YOUR INSTRUCTIONS —
Print all of the entries exactly, minus the pictures.

(Recorded data)
....

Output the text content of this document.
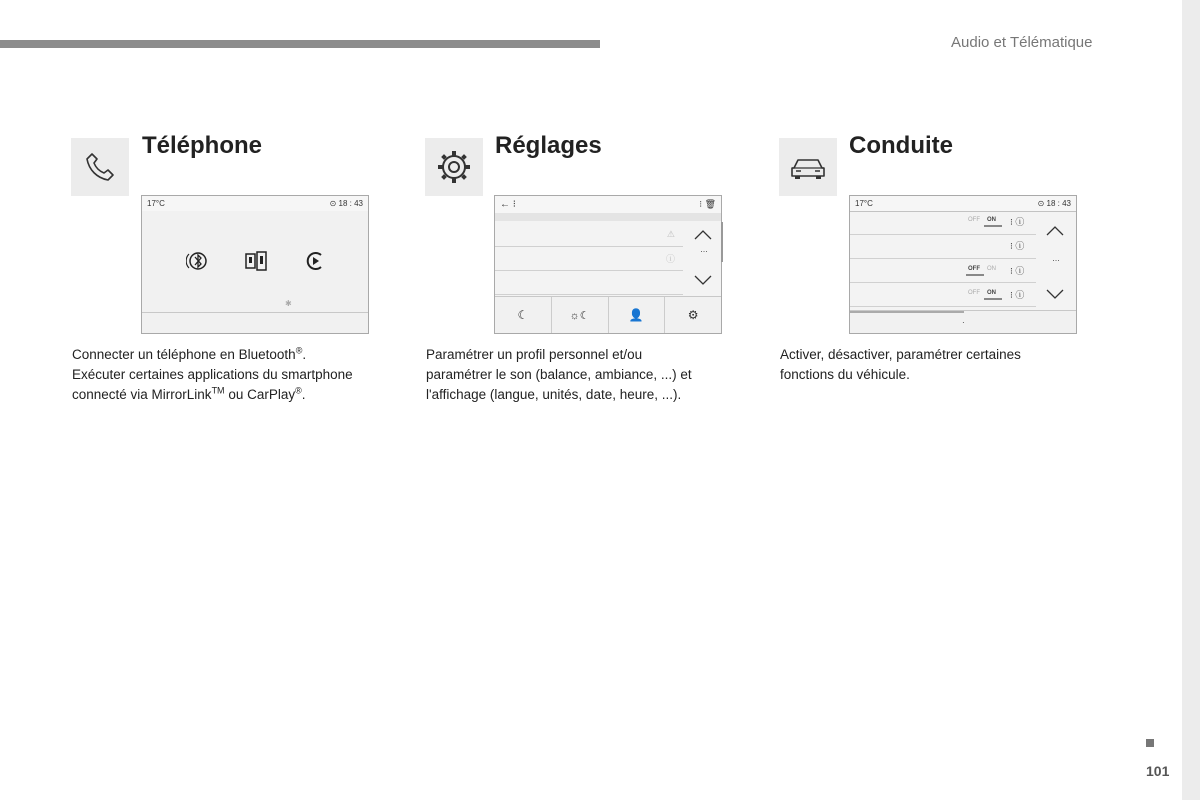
Audio et Télématique
Téléphone
17°C	⊙ 18 : 43
✱

Connecter un téléphone en Bluetooth®.

Exécuter certaines applications du smartphone

connecté via MirrorLink™ ou CarPlay®.

Réglages
← ⁝	⁝ 🗑
⚠
ⓘ
…
☾	☼☾	👤	⚙

Paramétrer un profil personnel et/ou

paramétrer le son (balance, ambiance, ...) et

l'affichage (langue, unités, date, heure, ...).

Conduite
17°C	⊙ 18 : 43
OFF ON ⁝ ⓘ
⁝ ⓘ
OFF ON ⁝ ⓘ
OFF ON ⁝ ⓘ
…
·

Activer, désactiver, paramétrer certaines

fonctions du véhicule.

101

....

FINISHED ANSWER —
Output the text content of this document.
Audio et Télématique
Téléphone
17°C	⊙ 18 : 43
✱

Connecter un téléphone en Bluetooth®.

Exécuter certaines applications du smartphone

connecté via MirrorLink™ ou CarPlay®.

Réglages
← ⁝	⁝ 🗑
⚠
ⓘ
…
☾	☼☾	👤	⚙

Paramétrer un profil personnel et/ou

paramétrer le son (balance, ambiance, ...) et

l'affichage (langue, unités, date, heure, ...).

Conduite
17°C	⊙ 18 : 43
OFF ON ⁝ ⓘ
⁝ ⓘ
OFF ON ⁝ ⓘ
OFF ON ⁝ ⓘ
…
·

Activer, désactiver, paramétrer certaines

fonctions du véhicule.

101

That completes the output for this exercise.